**WHAT NEEDS TO BE DONE:**
Wherever the string "because" appears, copy the whole line.

====== AVAILABLE RECORDS ======

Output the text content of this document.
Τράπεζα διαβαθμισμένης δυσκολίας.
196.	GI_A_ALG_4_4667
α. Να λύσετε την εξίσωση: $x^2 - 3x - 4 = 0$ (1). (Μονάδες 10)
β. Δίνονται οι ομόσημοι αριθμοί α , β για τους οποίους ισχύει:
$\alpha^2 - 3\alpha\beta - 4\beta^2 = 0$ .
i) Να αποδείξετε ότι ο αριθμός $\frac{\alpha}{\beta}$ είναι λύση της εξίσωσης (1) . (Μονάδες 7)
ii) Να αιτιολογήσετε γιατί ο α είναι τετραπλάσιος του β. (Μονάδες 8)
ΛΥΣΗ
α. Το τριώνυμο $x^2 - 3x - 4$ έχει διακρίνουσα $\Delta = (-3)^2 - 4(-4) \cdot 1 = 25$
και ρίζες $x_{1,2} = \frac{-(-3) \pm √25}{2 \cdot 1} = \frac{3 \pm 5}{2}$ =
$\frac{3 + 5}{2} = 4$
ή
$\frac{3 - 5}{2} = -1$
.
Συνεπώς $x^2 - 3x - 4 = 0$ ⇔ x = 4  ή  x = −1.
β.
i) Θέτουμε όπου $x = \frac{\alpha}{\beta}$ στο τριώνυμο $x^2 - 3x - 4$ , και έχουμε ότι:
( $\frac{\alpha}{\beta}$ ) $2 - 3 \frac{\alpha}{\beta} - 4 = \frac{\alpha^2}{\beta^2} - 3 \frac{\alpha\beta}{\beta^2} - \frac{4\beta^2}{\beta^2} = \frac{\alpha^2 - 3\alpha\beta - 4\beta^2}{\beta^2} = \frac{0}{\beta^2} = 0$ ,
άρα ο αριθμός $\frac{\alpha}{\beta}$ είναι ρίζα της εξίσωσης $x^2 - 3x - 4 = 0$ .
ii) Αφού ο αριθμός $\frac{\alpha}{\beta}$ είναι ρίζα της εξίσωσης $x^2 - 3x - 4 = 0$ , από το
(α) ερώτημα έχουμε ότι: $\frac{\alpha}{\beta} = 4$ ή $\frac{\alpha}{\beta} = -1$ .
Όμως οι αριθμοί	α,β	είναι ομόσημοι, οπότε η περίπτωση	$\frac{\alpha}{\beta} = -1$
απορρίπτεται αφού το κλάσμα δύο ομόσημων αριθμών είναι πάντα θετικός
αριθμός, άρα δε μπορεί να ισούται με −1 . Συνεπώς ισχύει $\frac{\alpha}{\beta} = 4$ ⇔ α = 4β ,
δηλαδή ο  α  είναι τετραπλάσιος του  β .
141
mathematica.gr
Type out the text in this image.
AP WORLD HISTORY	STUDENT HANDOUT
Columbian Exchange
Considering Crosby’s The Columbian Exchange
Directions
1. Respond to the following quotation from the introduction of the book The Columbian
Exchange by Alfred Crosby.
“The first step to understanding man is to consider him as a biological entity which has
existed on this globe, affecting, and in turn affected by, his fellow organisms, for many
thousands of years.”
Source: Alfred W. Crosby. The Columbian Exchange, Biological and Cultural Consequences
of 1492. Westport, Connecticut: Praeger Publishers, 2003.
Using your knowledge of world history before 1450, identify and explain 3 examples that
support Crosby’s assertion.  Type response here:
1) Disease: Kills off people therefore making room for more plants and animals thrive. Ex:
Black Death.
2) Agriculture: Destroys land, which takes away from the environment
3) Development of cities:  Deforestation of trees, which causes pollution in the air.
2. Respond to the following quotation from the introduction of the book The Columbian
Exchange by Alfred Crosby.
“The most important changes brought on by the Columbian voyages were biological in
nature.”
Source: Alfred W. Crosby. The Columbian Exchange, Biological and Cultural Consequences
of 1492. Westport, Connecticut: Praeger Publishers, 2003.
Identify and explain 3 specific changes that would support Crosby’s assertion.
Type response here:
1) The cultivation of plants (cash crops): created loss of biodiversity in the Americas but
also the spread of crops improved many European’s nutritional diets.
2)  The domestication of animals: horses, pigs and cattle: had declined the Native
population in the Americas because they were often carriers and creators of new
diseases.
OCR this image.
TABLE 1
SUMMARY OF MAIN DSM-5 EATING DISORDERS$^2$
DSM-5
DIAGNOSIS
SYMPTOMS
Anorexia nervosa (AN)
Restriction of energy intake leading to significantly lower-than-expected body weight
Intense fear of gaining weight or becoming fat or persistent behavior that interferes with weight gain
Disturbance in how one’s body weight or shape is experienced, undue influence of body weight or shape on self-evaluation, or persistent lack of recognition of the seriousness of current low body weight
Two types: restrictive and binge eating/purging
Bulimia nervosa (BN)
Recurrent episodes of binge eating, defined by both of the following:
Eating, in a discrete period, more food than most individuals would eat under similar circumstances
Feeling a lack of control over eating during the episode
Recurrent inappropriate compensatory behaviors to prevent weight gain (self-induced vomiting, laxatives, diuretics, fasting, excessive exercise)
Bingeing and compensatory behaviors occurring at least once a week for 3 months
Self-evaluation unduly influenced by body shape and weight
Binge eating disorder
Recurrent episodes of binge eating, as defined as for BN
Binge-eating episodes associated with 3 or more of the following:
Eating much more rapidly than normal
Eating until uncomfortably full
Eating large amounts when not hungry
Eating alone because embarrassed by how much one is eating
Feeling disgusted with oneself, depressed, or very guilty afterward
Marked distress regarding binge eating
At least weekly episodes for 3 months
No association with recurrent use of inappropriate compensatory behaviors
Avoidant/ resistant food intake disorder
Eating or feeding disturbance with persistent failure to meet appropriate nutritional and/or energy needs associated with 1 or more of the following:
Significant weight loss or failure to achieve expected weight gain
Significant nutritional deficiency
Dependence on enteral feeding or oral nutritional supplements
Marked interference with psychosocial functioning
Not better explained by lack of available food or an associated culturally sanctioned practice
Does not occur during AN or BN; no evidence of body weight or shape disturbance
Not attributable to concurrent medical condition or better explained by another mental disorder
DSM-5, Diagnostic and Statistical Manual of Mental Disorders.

======

**TASK RESULT:**
population in the Americas because they were often carriers and creators of new
Eating alone because embarrassed by how much one is eating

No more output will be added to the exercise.